* _Goal of the exercise_
Search the material for the word "Delta" and copy each line that holds it.

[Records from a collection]

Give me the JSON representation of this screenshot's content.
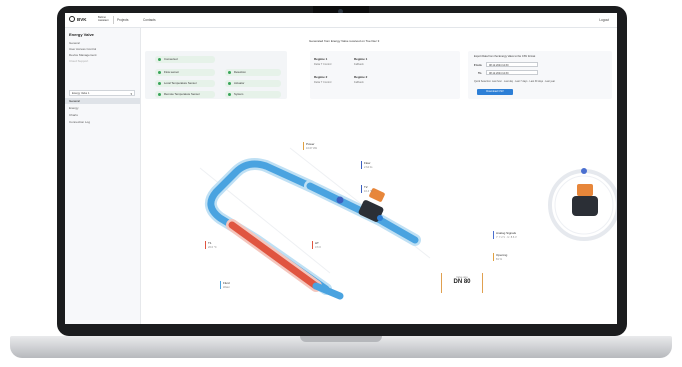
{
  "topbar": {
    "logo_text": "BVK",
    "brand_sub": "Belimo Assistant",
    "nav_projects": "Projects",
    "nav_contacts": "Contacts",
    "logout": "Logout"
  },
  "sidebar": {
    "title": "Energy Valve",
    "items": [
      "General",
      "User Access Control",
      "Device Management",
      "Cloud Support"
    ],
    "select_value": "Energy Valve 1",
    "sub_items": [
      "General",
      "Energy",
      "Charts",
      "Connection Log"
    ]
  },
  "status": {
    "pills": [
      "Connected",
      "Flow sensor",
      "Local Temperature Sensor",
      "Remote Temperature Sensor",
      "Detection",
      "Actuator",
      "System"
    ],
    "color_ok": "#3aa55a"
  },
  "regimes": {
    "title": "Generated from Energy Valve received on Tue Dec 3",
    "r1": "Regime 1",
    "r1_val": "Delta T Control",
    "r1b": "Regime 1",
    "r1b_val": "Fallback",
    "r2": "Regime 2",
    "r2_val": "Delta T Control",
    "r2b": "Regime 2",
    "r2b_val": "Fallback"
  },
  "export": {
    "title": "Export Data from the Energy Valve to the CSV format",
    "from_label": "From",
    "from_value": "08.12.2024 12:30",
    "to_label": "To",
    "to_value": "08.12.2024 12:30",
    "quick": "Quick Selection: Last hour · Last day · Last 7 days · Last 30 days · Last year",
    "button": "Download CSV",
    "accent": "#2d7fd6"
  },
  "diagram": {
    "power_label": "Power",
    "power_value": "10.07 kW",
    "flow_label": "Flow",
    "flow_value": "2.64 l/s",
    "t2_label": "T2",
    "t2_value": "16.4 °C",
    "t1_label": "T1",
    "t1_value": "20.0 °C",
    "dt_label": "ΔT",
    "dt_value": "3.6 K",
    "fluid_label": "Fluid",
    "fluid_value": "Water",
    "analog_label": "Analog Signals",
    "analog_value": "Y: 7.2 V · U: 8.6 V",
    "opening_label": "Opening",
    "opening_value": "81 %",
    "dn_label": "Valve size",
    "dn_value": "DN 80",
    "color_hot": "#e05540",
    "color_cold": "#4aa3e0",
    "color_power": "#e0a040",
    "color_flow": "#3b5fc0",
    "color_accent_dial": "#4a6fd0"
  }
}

* _Answer to this task_
    "r1_val": "Delta T Control",
    "r2_val": "Delta T Control",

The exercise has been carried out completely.